◆ PASSAGE PROVIDED ◆

Start of Block

The Boy Who Came Back from Heaven: A Remarkable Account of Miracles, Angels, and Life Beyond This World (12 page)

Later that day, I arrived at the hospital room to remove Alex’s last few possessions. As I did, a little voice—a beautiful, magical, wonderful little voice—from the bed fell on my ears.

“Dad.”

Joy surged through my heart as I whirled around to look into Alex’s ecstatic, smiling face. He had struggled so hard to say my name a few days earlier, and now he said it with perfect clarity hours before we were set to leave the hospital. Tears of happiness ran freely down my face. Just as Alex found his voice, I lost mine. But that didn’t stop me from making a series of incoherent phone calls, trying to tell everyone what had just happened.

It was three months to the day since I’d last heard him say a word to me from the backseat of our car.

Was it a going-away present or a homecoming gift?

All I could think was,
Thank you, Lord! Thank you so much.

Home and Away

The next morning I was back at the hospital. Since we had virtually lived at Children’s for the past three months, the paraphernalia of life had grown to astounding proportions. Several vanloads were needed to make Alex’s move from hospital to home—and that was just our stuff! The real challenge was transporting Alex by ambulance. Beth and the other three children waited at the house while Alex and I stood by at the hospital. It says in the Bible that God will be with us whenever we go through deep waters, supplying the grace we need. Perhaps that’s why I didn’t know that this was only the first of twelve ambulance trips that Alex and I would take in the next few months. Had I known it the day we brought him home that first time, my heart would have broken. In my mind, as I drove toward home with Alex’s ambulance following, we were
going home for good
.

The prospect of ending the exhausting back-and-forth commute was an immense relief, but even so, it is difficult to convey to the uninitiated the physical, emotional, and relational strain of providing acute care 24-7. Unless you’ve been in the throes of it, imagining it won’t provide the full picture. Like a pencil that has spent too much time in the sharpener, Beth and I were so low by this time that all we could manage was sheer survival. Just keeping the family functioning required more than we had to give, but we had to (and willingly did) give it. Consequently, Beth and I had nothing left for each other. I would never consider divorce, yet I have no difficulty understanding why marriages not based on the Rock but caught up in traumatic circumstances end up there.

End of Block

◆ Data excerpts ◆

Start of Block

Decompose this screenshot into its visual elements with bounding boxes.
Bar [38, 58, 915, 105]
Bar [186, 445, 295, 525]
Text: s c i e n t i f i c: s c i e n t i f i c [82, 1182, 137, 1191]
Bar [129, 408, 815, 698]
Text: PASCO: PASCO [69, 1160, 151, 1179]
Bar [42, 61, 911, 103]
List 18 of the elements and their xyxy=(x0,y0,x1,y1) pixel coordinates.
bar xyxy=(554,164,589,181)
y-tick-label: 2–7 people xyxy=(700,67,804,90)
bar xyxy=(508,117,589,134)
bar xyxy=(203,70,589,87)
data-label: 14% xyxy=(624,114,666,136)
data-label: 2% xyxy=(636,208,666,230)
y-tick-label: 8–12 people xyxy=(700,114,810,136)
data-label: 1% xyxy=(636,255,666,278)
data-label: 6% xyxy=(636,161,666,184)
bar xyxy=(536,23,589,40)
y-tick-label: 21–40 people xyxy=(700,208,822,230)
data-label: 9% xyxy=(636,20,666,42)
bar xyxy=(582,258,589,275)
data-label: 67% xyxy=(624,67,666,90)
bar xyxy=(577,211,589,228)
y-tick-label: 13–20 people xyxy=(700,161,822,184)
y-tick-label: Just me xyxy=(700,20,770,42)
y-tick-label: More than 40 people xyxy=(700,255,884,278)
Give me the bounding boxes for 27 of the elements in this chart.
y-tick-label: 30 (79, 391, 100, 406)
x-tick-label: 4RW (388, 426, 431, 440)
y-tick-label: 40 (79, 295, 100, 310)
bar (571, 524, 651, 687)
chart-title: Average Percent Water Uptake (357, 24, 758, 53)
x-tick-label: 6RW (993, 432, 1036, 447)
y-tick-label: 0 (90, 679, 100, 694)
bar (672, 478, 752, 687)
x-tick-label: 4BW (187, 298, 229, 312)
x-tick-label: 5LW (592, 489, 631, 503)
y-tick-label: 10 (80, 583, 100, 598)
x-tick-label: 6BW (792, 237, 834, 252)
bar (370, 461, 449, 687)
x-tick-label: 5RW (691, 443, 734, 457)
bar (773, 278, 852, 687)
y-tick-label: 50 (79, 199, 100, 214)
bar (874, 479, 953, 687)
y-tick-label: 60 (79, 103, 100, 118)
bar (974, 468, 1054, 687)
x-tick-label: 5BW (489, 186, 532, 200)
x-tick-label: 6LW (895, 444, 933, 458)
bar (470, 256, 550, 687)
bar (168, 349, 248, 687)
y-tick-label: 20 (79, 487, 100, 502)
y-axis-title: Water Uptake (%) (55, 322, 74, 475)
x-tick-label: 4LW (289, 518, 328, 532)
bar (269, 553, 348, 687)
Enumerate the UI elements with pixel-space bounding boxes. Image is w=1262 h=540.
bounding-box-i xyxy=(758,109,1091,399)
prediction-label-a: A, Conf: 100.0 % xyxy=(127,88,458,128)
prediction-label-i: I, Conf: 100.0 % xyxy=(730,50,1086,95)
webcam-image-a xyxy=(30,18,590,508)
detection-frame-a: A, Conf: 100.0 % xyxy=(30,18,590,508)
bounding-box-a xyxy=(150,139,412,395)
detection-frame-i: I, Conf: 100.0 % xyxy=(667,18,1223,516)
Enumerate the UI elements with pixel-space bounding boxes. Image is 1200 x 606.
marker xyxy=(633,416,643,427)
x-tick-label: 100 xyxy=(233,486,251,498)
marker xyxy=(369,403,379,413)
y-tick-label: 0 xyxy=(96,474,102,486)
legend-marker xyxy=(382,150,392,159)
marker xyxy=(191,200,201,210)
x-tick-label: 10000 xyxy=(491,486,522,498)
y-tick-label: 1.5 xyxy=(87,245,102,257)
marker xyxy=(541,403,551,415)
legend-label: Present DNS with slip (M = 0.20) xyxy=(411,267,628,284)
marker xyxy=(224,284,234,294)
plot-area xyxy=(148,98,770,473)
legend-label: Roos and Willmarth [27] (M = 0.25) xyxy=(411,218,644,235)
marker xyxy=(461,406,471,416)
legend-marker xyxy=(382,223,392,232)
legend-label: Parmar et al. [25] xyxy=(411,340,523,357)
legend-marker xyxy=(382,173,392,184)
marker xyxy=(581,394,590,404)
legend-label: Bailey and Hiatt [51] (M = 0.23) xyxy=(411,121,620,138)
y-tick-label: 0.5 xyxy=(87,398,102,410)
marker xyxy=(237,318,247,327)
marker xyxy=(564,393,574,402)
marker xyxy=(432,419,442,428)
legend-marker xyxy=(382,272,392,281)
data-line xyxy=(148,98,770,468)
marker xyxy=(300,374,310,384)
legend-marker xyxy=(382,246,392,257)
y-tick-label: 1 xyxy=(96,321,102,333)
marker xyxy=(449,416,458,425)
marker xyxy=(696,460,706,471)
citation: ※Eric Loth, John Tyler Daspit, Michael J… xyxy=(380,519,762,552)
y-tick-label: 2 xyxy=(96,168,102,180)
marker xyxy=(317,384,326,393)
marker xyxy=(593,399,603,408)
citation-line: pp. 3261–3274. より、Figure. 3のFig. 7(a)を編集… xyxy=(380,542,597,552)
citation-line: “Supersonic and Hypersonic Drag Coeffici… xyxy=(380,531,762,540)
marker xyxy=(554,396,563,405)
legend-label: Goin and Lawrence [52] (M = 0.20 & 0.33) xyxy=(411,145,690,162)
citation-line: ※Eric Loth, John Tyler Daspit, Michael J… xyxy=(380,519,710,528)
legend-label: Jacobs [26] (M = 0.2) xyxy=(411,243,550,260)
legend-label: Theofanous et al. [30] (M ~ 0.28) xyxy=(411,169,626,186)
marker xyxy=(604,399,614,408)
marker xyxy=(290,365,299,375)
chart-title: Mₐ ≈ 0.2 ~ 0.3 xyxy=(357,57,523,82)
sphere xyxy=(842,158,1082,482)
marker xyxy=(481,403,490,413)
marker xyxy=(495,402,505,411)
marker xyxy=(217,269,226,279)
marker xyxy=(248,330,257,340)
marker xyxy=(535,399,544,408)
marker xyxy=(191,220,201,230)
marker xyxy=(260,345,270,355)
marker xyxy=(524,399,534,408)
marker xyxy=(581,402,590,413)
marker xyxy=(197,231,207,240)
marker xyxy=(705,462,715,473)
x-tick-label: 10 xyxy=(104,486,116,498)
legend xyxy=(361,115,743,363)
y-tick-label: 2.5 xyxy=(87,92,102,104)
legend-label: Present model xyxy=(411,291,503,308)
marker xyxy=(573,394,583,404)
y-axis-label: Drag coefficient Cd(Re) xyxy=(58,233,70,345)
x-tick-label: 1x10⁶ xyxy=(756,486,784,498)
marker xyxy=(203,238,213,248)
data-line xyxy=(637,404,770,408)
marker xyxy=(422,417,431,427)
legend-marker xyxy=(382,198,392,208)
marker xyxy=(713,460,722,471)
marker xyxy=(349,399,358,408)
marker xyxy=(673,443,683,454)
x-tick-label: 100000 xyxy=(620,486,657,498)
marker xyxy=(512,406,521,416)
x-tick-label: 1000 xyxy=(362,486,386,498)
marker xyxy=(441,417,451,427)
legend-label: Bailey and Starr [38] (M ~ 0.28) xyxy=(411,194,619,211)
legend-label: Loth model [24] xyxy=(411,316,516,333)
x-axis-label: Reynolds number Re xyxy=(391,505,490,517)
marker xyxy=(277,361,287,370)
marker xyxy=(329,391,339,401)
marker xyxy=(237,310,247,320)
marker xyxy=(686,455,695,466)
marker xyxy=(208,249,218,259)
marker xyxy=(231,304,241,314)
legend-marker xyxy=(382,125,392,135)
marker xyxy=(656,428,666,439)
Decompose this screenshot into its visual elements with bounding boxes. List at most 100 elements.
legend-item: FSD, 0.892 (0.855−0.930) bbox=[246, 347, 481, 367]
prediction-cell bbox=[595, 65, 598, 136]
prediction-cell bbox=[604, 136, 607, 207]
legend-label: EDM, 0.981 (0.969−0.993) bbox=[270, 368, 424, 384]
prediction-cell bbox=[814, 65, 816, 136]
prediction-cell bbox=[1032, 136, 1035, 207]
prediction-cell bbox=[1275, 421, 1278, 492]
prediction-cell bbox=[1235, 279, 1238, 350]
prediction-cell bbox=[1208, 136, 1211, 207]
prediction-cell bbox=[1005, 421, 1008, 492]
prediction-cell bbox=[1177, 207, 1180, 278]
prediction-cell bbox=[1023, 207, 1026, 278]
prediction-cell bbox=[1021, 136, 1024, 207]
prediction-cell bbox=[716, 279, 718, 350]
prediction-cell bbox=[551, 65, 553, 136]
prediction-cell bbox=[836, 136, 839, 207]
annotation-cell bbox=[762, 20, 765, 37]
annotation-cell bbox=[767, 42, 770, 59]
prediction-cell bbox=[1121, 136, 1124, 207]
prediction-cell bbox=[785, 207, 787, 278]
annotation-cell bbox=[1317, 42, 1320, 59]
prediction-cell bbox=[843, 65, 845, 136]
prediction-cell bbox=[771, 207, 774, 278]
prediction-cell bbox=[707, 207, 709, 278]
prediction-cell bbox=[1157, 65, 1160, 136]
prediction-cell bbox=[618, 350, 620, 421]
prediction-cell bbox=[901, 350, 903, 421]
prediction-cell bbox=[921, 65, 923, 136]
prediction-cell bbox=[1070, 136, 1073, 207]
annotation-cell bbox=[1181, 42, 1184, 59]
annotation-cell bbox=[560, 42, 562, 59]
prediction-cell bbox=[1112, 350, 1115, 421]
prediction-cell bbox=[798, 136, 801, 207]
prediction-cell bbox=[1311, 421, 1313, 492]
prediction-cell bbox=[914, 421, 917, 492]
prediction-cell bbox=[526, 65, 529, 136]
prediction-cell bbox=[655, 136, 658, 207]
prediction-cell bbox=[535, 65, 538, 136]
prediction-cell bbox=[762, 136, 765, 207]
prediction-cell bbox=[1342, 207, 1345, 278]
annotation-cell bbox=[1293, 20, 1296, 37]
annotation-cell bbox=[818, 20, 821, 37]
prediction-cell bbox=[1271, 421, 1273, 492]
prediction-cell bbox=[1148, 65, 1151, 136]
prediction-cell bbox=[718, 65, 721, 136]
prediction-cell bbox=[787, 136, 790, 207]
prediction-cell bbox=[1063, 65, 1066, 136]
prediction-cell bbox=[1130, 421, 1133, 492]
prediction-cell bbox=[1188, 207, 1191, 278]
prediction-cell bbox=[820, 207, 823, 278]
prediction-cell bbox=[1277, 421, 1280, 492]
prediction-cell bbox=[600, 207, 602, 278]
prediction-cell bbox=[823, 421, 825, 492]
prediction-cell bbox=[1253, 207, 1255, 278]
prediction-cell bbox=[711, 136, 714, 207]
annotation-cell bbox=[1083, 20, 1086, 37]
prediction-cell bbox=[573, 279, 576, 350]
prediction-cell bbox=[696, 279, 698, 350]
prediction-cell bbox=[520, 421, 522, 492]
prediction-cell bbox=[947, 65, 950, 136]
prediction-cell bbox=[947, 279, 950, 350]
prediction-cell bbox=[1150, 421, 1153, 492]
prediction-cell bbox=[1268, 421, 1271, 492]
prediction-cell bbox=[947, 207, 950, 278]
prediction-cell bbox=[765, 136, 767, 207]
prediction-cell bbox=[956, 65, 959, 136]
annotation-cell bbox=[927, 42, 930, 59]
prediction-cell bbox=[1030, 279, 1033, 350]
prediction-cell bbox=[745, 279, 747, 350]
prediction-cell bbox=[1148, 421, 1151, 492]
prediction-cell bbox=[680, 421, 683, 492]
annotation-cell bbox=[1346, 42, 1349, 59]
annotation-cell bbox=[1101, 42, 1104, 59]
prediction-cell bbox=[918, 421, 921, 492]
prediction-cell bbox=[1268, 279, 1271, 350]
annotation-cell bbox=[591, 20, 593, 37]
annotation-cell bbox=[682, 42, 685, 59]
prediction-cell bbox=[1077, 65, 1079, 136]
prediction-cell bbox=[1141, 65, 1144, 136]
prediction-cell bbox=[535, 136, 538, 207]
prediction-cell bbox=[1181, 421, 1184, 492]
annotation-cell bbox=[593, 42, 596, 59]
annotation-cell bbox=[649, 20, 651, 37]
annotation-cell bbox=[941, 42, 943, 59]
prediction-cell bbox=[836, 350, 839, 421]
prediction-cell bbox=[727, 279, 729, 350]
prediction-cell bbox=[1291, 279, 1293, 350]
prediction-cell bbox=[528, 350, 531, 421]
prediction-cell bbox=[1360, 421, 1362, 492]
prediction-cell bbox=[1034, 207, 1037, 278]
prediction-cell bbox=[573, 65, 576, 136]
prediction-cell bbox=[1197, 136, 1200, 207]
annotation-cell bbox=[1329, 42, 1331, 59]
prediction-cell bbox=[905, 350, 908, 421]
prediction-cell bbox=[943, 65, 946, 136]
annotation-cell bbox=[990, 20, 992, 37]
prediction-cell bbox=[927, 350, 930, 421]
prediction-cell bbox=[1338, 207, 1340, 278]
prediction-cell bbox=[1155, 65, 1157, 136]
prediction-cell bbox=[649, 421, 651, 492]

End of Block

◆ TASKS ◆
1. In the passage, how long had it been since Alex last said a word to his father?
2. List every kind of vehicle mentioned in the passage.
3. Copy out the passage from "It was three" to "a homecoming gift?".

◆ EXERCISE RESULTS ◆
1. It had been three months to the day since he last spoke from the backseat of the car.

2. Car, vans, ambulance

3.
It was three months to the day since I’d last heard him say a word to me from the backseat of our car.

Was it a going-away present or a homecoming gift?